Data shown:
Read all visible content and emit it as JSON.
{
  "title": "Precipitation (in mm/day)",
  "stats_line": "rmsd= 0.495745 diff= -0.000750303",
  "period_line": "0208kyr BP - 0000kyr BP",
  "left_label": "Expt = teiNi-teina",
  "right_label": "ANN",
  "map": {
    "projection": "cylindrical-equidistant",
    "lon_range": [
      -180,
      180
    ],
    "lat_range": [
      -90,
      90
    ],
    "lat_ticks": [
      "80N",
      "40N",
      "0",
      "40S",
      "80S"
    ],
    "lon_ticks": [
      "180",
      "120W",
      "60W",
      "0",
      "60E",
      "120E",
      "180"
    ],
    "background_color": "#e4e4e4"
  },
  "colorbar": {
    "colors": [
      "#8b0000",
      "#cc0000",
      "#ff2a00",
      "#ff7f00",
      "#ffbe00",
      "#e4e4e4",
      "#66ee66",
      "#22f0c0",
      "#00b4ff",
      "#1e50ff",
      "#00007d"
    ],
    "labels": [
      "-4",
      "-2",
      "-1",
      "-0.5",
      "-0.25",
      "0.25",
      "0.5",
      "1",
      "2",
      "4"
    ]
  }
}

Objective:
Return every record above exactly as it appears.

Response to the task:
Read all visible content and emit it as JSON.
{
  "title": "Precipitation (in mm/day)",
  "stats_line": "rmsd= 0.495745 diff= -0.000750303",
  "period_line": "0208kyr BP - 0000kyr BP",
  "left_label": "Expt = teiNi-teina",
  "right_label": "ANN",
  "map": {
    "projection": "cylindrical-equidistant",
    "lon_range": [
      -180,
      180
    ],
    "lat_range": [
      -90,
      90
    ],
    "lat_ticks": [
      "80N",
      "40N",
      "0",
      "40S",
      "80S"
    ],
    "lon_ticks": [
      "180",
      "120W",
      "60W",
      "0",
      "60E",
      "120E",
      "180"
    ],
    "background_color": "#e4e4e4"
  },
  "colorbar": {
    "colors": [
      "#8b0000",
      "#cc0000",
      "#ff2a00",
      "#ff7f00",
      "#ffbe00",
      "#e4e4e4",
      "#66ee66",
      "#22f0c0",
      "#00b4ff",
      "#1e50ff",
      "#00007d"
    ],
    "labels": [
      "-4",
      "-2",
      "-1",
      "-0.5",
      "-0.25",
      "0.25",
      "0.5",
      "1",
      "2",
      "4"
    ]
  }
}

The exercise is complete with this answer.